■ EXERCISE: Your task is to repeat the listing exactly.

■ GIVEN INFORMATION:
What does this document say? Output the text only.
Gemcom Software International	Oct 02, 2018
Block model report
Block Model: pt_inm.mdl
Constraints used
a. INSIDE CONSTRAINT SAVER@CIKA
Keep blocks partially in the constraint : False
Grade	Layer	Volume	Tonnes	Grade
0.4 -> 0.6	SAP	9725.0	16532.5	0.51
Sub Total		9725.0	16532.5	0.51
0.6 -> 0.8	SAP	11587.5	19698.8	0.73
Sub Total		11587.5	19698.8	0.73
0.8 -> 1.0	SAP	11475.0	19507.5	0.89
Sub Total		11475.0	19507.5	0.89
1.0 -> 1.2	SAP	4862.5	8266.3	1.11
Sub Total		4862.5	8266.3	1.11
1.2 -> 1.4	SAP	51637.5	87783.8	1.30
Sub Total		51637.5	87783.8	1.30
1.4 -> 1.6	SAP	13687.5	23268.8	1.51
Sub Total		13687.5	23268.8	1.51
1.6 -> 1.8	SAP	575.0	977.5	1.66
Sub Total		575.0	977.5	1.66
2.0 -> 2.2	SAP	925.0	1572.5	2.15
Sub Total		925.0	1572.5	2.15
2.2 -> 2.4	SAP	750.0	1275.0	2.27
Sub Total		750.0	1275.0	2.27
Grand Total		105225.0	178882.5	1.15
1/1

■ TASK SOLUTION:
What does this document say? Output the text only.
Gemcom Software International	Oct 02, 2018
Block model report
Block Model: pt_inm.mdl
Constraints used
a. INSIDE CONSTRAINT SAVER@CIKA
Keep blocks partially in the constraint : False
Grade	Layer	Volume	Tonnes	Grade
0.4 -> 0.6	SAP	9725.0	16532.5	0.51
Sub Total		9725.0	16532.5	0.51
0.6 -> 0.8	SAP	11587.5	19698.8	0.73
Sub Total		11587.5	19698.8	0.73
0.8 -> 1.0	SAP	11475.0	19507.5	0.89
Sub Total		11475.0	19507.5	0.89
1.0 -> 1.2	SAP	4862.5	8266.3	1.11
Sub Total		4862.5	8266.3	1.11
1.2 -> 1.4	SAP	51637.5	87783.8	1.30
Sub Total		51637.5	87783.8	1.30
1.4 -> 1.6	SAP	13687.5	23268.8	1.51
Sub Total		13687.5	23268.8	1.51
1.6 -> 1.8	SAP	575.0	977.5	1.66
Sub Total		575.0	977.5	1.66
2.0 -> 2.2	SAP	925.0	1572.5	2.15
Sub Total		925.0	1572.5	2.15
2.2 -> 2.4	SAP	750.0	1275.0	2.27
Sub Total		750.0	1275.0	2.27
Grand Total		105225.0	178882.5	1.15
1/1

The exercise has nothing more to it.